* **Supplied data**:
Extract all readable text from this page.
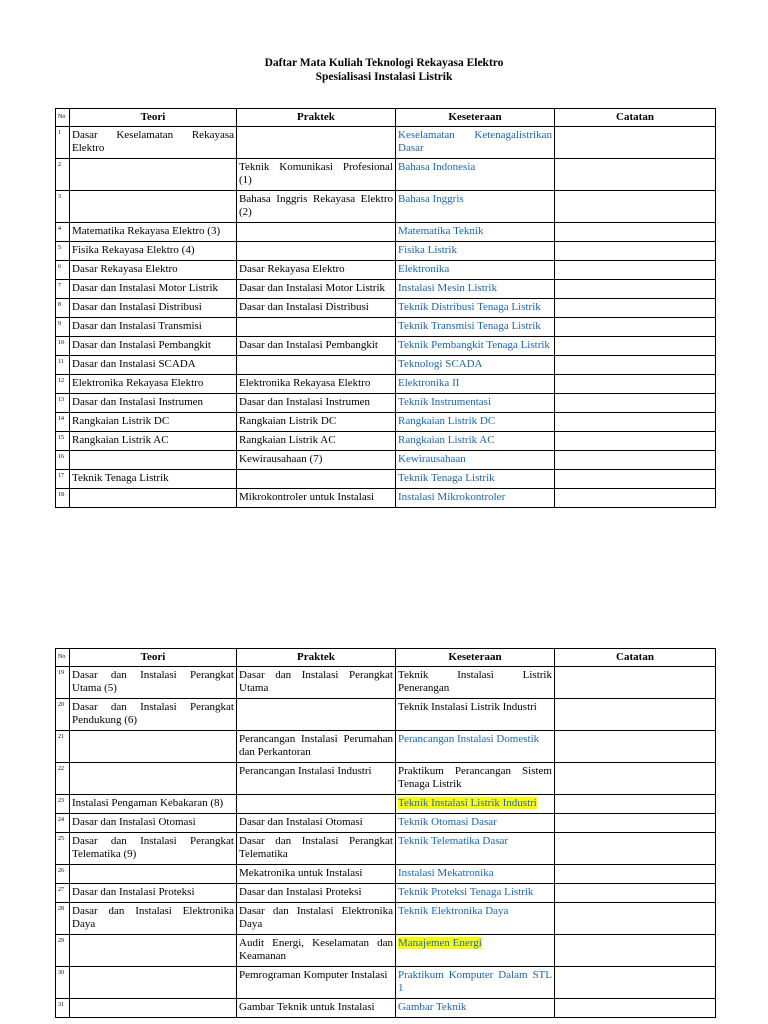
Daftar Mata Kuliah Teknologi Rekayasa Elektro
Spesialisasi Instalasi Listrik
No	Teori	Praktek	Keseteraan	Catatan
1	Dasar Keselamatan Rekayasa Elektro		Keselamatan Ketenagalistrikan Dasar	
2		Teknik Komunikasi Profesional (1)	Bahasa Indonesia	
3		Bahasa Inggris Rekayasa Elektro (2)	Bahasa Inggris	
4	Matematika Rekayasa Elektro (3)		Matematika Teknik	
5	Fisika Rekayasa Elektro (4)		Fisika Listrik	
6	Dasar Rekayasa Elektro	Dasar Rekayasa Elektro	Elektronika	
7	Dasar dan Instalasi Motor Listrik	Dasar dan Instalasi Motor Listrik	Instalasi Mesin Listrik	
8	Dasar dan Instalasi Distribusi	Dasar dan Instalasi Distribusi	Teknik Distribusi Tenaga Listrik	
9	Dasar dan Instalasi Transmisi		Teknik Transmisi Tenaga Listrik	
10	Dasar dan Instalasi Pembangkit	Dasar dan Instalasi Pembangkit	Teknik Pembangkit Tenaga Listrik	
11	Dasar dan Instalasi SCADA		Teknologi SCADA	
12	Elektronika Rekayasa Elektro	Elektronika Rekayasa Elektro	Elektronika II	
13	Dasar dan Instalasi Instrumen	Dasar dan Instalasi Instrumen	Teknik Instrumentasi	
14	Rangkaian Listrik DC	Rangkaian Listrik DC	Rangkaian Listrik DC	
15	Rangkaian Listrik AC	Rangkaian Listrik AC	Rangkaian Listrik AC	
16		Kewirausahaan (7)	Kewirausahaan	
17	Teknik Tenaga Listrik		Teknik Tenaga Listrik	
18		Mikrokontroler untuk Instalasi	Instalasi Mikrokontroler	
No	Teori	Praktek	Keseteraan	Catatan
19	Dasar dan Instalasi Perangkat Utama (5)	Dasar dan Instalasi Perangkat Utama	Teknik Instalasi Listrik Penerangan	
20	Dasar dan Instalasi Perangkat Pendukung (6)		Teknik Instalasi Listrik Industri	
21		Perancangan Instalasi Perumahan dan Perkantoran	Perancangan Instalasi Domestik	
22		Perancangan Instalasi Industri	Praktikum Perancangan Sistem Tenaga Listrik	
23	Instalasi Pengaman Kebakaran (8)		Teknik Instalasi Listrik Industri	
24	Dasar dan Instalasi Otomasi	Dasar dan Instalasi Otomasi	Teknik Otomasi Dasar	
25	Dasar dan Instalasi Perangkat Telematika (9)	Dasar dan Instalasi Perangkat Telematika	Teknik Telematika Dasar	
26		Mekatronika untuk Instalasi	Instalasi Mekatronika	
27	Dasar dan Instalasi Proteksi	Dasar dan Instalasi Proteksi	Teknik Proteksi Tenaga Listrik	
28	Dasar dan Instalasi Elektronika Daya	Dasar dan Instalasi Elektronika Daya	Teknik Elektronika Daya	
29		Audit Energi, Keselamatan dan Keamanan	Manajemen Energi	
30		Pemrograman Komputer Instalasi	Praktikum Komputer Dalam STL 1	
31		Gambar Teknik untuk Instalasi	Gambar Teknik	
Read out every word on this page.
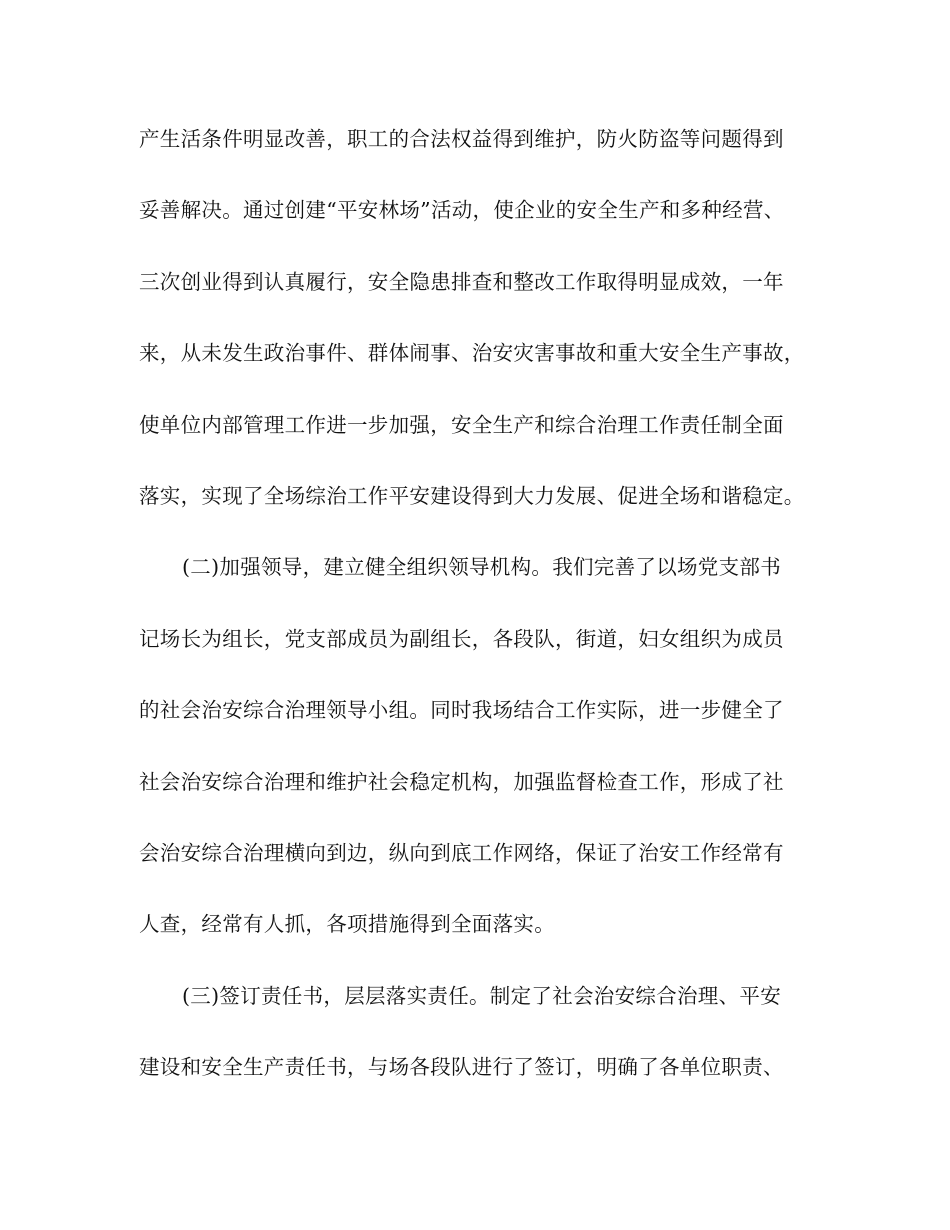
产生活条件明显改善，职工的合法权益得到维护，防火防盗等问题得到
妥善解决。通过创建“平安林场”活动，使企业的安全生产和多种经营、
三次创业得到认真履行，安全隐患排查和整改工作取得明显成效，一年
来，从未发生政治事件、群体闹事、治安灾害事故和重大安全生产事故，
使单位内部管理工作进一步加强，安全生产和综合治理工作责任制全面
落实，实现了全场综治工作平安建设得到大力发展、促进全场和谐稳定。
(二)加强领导，建立健全组织领导机构。我们完善了以场党支部书
记场长为组长，党支部成员为副组长，各段队，街道，妇女组织为成员
的社会治安综合治理领导小组。同时我场结合工作实际，进一步健全了
社会治安综合治理和维护社会稳定机构，加强监督检查工作，形成了社
会治安综合治理横向到边，纵向到底工作网络，保证了治安工作经常有
人查，经常有人抓，各项措施得到全面落实。
(三)签订责任书，层层落实责任。制定了社会治安综合治理、平安
建设和安全生产责任书，与场各段队进行了签订，明确了各单位职责、
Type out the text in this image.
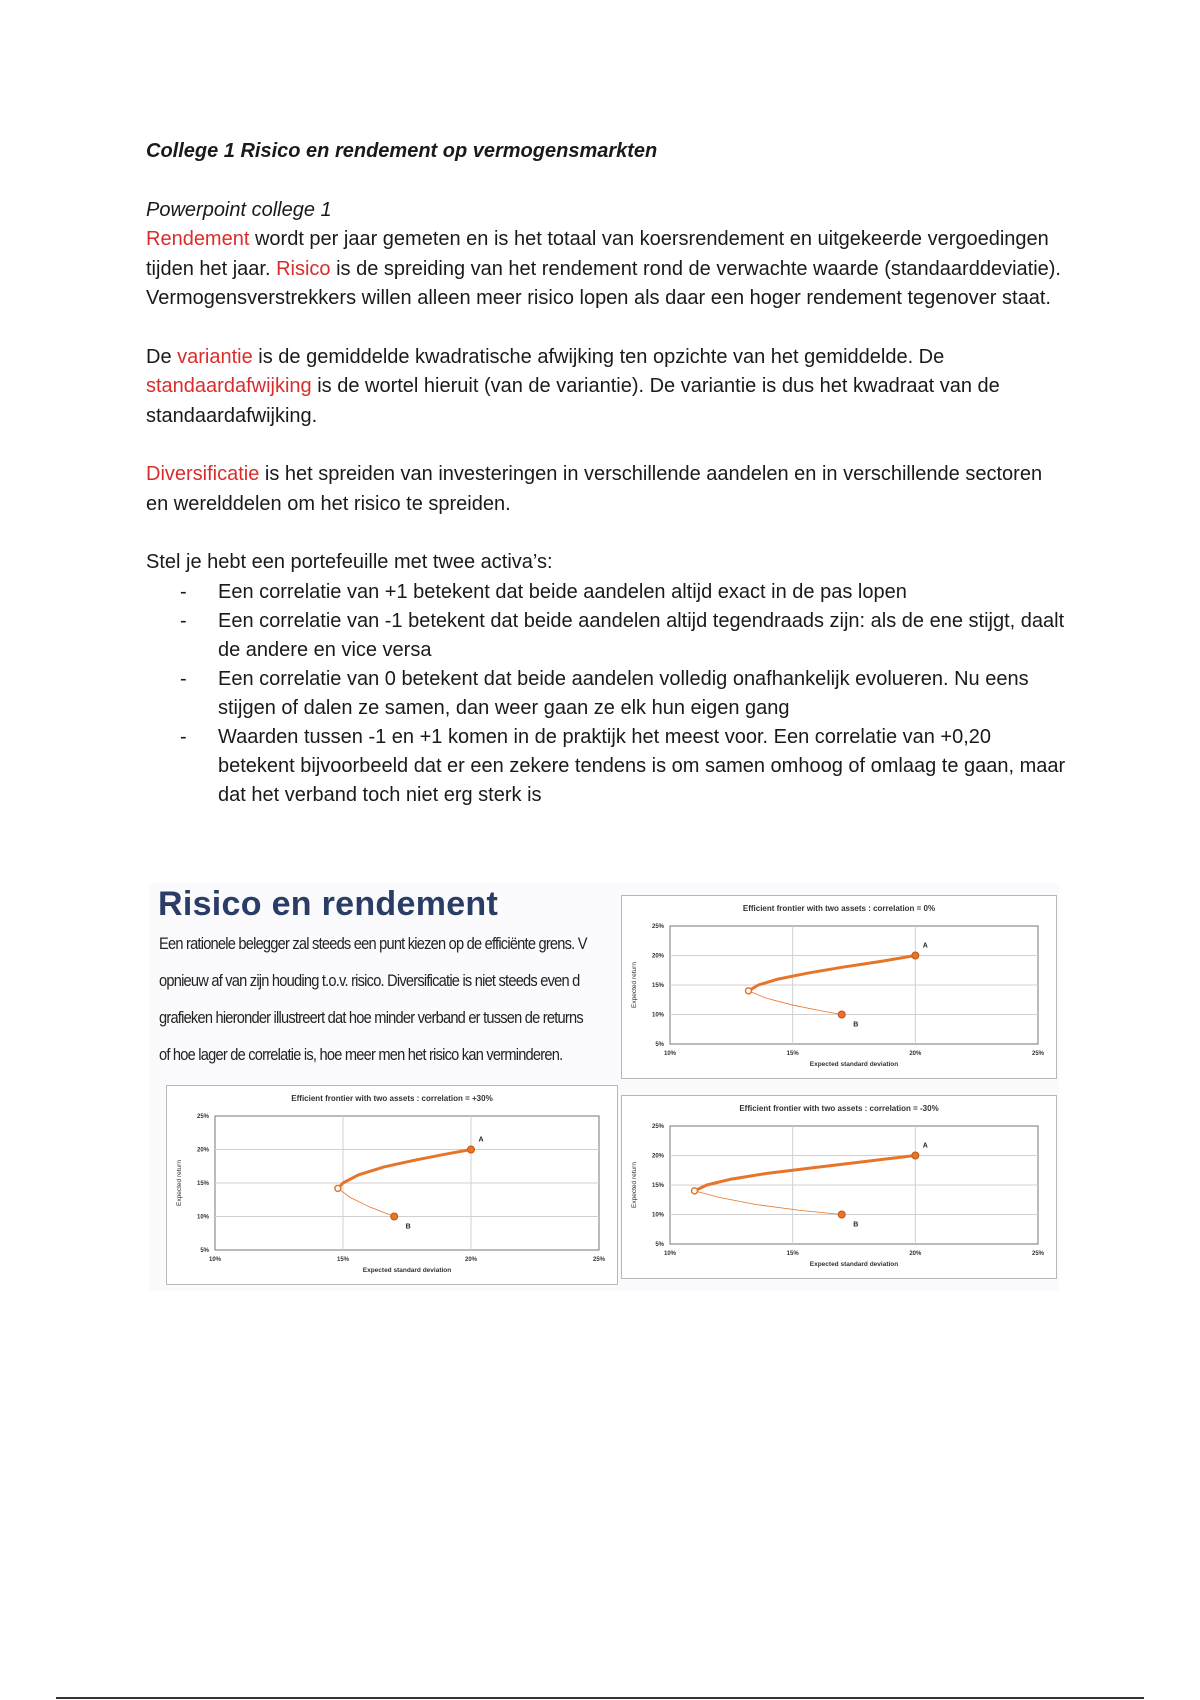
College 1 Risico en rendement op vermogensmarkten
Powerpoint college 1

Rendement wordt per jaar gemeten en is het totaal van koersrendement en uitgekeerde vergoedingen tijden het jaar. Risico is de spreiding van het rendement rond de verwachte waarde (standaarddeviatie). Vermogensverstrekkers willen alleen meer risico lopen als daar een hoger rendement tegenover staat.

De variantie is de gemiddelde kwadratische afwijking ten opzichte van het gemiddelde. De standaardafwijking is de wortel hieruit (van de variantie). De variantie is dus het kwadraat van de standaardafwijking.

Diversificatie is het spreiden van investeringen in verschillende aandelen en in verschillende sectoren en werelddelen om het risico te spreiden.

Stel je hebt een portefeuille met twee activa’s:

- Een correlatie van +1 betekent dat beide aandelen altijd exact in de pas lopen
- Een correlatie van -1 betekent dat beide aandelen altijd tegendraads zijn: als de ene stijgt, daalt de andere en vice versa
- Een correlatie van 0 betekent dat beide aandelen volledig onafhankelijk evolueren. Nu eens stijgen of dalen ze samen, dan weer gaan ze elk hun eigen gang
- Waarden tussen -1 en +1 komen in de praktijk het meest voor. Een correlatie van +0,20 betekent bijvoorbeeld dat er een zekere tendens is om samen omhoog of omlaag te gaan, maar dat het verband toch niet erg sterk is
Risico en rendement
Een rationele belegger zal steeds een punt kiezen op de efficiënte grens. V
opnieuw af van zijn houding t.o.v. risico. Diversificatie is niet steeds even d
grafieken hieronder illustreert dat hoe minder verband er tussen de returns
of hoe lager de correlatie is, hoe meer men het risico kan verminderen.
Efficient frontier with two assets : correlation = 0%
10%	15%	20%	25%
5%
10%
15%
20%
25%
Expected standard deviation
Expected return
A
B
Efficient frontier with two assets : correlation = +30%
10%	15%	20%	25%
5%
10%
15%
20%
25%
Expected standard deviation
Expected return
A
B
Efficient frontier with two assets : correlation = -30%
10%	15%	20%	25%
5%
10%
15%
20%
25%
Expected standard deviation
Expected return
A
B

* **Task directions**: Reproduce the listing exactly. Leave its pictures out.

* **Written answer**:
Extract all readable text from this page.
Daftar Mata Kuliah Teknologi Rekayasa Elektro
Spesialisasi Instalasi Listrik
No	Teori	Praktek	Keseteraan	Catatan
1	Dasar Keselamatan Rekayasa Elektro		Keselamatan Ketenagalistrikan Dasar	
2		Teknik Komunikasi Profesional (1)	Bahasa Indonesia	
3		Bahasa Inggris Rekayasa Elektro (2)	Bahasa Inggris	
4	Matematika Rekayasa Elektro (3)		Matematika Teknik	
5	Fisika Rekayasa Elektro (4)		Fisika Listrik	
6	Dasar Rekayasa Elektro	Dasar Rekayasa Elektro	Elektronika	
7	Dasar dan Instalasi Motor Listrik	Dasar dan Instalasi Motor Listrik	Instalasi Mesin Listrik	
8	Dasar dan Instalasi Distribusi	Dasar dan Instalasi Distribusi	Teknik Distribusi Tenaga Listrik	
9	Dasar dan Instalasi Transmisi		Teknik Transmisi Tenaga Listrik	
10	Dasar dan Instalasi Pembangkit	Dasar dan Instalasi Pembangkit	Teknik Pembangkit Tenaga Listrik	
11	Dasar dan Instalasi SCADA		Teknologi SCADA	
12	Elektronika Rekayasa Elektro	Elektronika Rekayasa Elektro	Elektronika II	
13	Dasar dan Instalasi Instrumen	Dasar dan Instalasi Instrumen	Teknik Instrumentasi	
14	Rangkaian Listrik DC	Rangkaian Listrik DC	Rangkaian Listrik DC	
15	Rangkaian Listrik AC	Rangkaian Listrik AC	Rangkaian Listrik AC	
16		Kewirausahaan (7)	Kewirausahaan	
17	Teknik Tenaga Listrik		Teknik Tenaga Listrik	
18		Mikrokontroler untuk Instalasi	Instalasi Mikrokontroler	
No	Teori	Praktek	Keseteraan	Catatan
19	Dasar dan Instalasi Perangkat Utama (5)	Dasar dan Instalasi Perangkat Utama	Teknik Instalasi Listrik Penerangan	
20	Dasar dan Instalasi Perangkat Pendukung (6)		Teknik Instalasi Listrik Industri	
21		Perancangan Instalasi Perumahan dan Perkantoran	Perancangan Instalasi Domestik	
22		Perancangan Instalasi Industri	Praktikum Perancangan Sistem Tenaga Listrik	
23	Instalasi Pengaman Kebakaran (8)		Teknik Instalasi Listrik Industri	
24	Dasar dan Instalasi Otomasi	Dasar dan Instalasi Otomasi	Teknik Otomasi Dasar	
25	Dasar dan Instalasi Perangkat Telematika (9)	Dasar dan Instalasi Perangkat Telematika	Teknik Telematika Dasar	
26		Mekatronika untuk Instalasi	Instalasi Mekatronika	
27	Dasar dan Instalasi Proteksi	Dasar dan Instalasi Proteksi	Teknik Proteksi Tenaga Listrik	
28	Dasar dan Instalasi Elektronika Daya	Dasar dan Instalasi Elektronika Daya	Teknik Elektronika Daya	
29		Audit Energi, Keselamatan dan Keamanan	Manajemen Energi	
30		Pemrograman Komputer Instalasi	Praktikum Komputer Dalam STL 1	
31		Gambar Teknik untuk Instalasi	Gambar Teknik	
Read out every word on this page.
产生活条件明显改善，职工的合法权益得到维护，防火防盗等问题得到
妥善解决。通过创建“平安林场”活动，使企业的安全生产和多种经营、
三次创业得到认真履行，安全隐患排查和整改工作取得明显成效，一年
来，从未发生政治事件、群体闹事、治安灾害事故和重大安全生产事故，
使单位内部管理工作进一步加强，安全生产和综合治理工作责任制全面
落实，实现了全场综治工作平安建设得到大力发展、促进全场和谐稳定。
(二)加强领导，建立健全组织领导机构。我们完善了以场党支部书
记场长为组长，党支部成员为副组长，各段队，街道，妇女组织为成员
的社会治安综合治理领导小组。同时我场结合工作实际，进一步健全了
社会治安综合治理和维护社会稳定机构，加强监督检查工作，形成了社
会治安综合治理横向到边，纵向到底工作网络，保证了治安工作经常有
人查，经常有人抓，各项措施得到全面落实。
(三)签订责任书，层层落实责任。制定了社会治安综合治理、平安
建设和安全生产责任书，与场各段队进行了签订，明确了各单位职责、
Type out the text in this image.
College 1 Risico en rendement op vermogensmarkten
Powerpoint college 1

Rendement wordt per jaar gemeten en is het totaal van koersrendement en uitgekeerde vergoedingen tijden het jaar. Risico is de spreiding van het rendement rond de verwachte waarde (standaarddeviatie). Vermogensverstrekkers willen alleen meer risico lopen als daar een hoger rendement tegenover staat.

De variantie is de gemiddelde kwadratische afwijking ten opzichte van het gemiddelde. De standaardafwijking is de wortel hieruit (van de variantie). De variantie is dus het kwadraat van de standaardafwijking.

Diversificatie is het spreiden van investeringen in verschillende aandelen en in verschillende sectoren en werelddelen om het risico te spreiden.

Stel je hebt een portefeuille met twee activa’s:

- Een correlatie van +1 betekent dat beide aandelen altijd exact in de pas lopen
- Een correlatie van -1 betekent dat beide aandelen altijd tegendraads zijn: als de ene stijgt, daalt de andere en vice versa
- Een correlatie van 0 betekent dat beide aandelen volledig onafhankelijk evolueren. Nu eens stijgen of dalen ze samen, dan weer gaan ze elk hun eigen gang
- Waarden tussen -1 en +1 komen in de praktijk het meest voor. Een correlatie van +0,20 betekent bijvoorbeeld dat er een zekere tendens is om samen omhoog of omlaag te gaan, maar dat het verband toch niet erg sterk is
Risico en rendement
Een rationele belegger zal steeds een punt kiezen op de efficiënte grens. V
opnieuw af van zijn houding t.o.v. risico. Diversificatie is niet steeds even d
grafieken hieronder illustreert dat hoe minder verband er tussen de returns
of hoe lager de correlatie is, hoe meer men het risico kan verminderen.
Efficient frontier with two assets : correlation = 0%
10%	15%	20%	25%
5%
10%
15%
20%
25%
Expected standard deviation
Expected return
A
B
Efficient frontier with two assets : correlation = +30%
10%	15%	20%	25%
5%
10%
15%
20%
25%
Expected standard deviation
Expected return
A
B
Efficient frontier with two assets : correlation = -30%
10%	15%	20%	25%
5%
10%
15%
20%
25%
Expected standard deviation
Expected return
A
B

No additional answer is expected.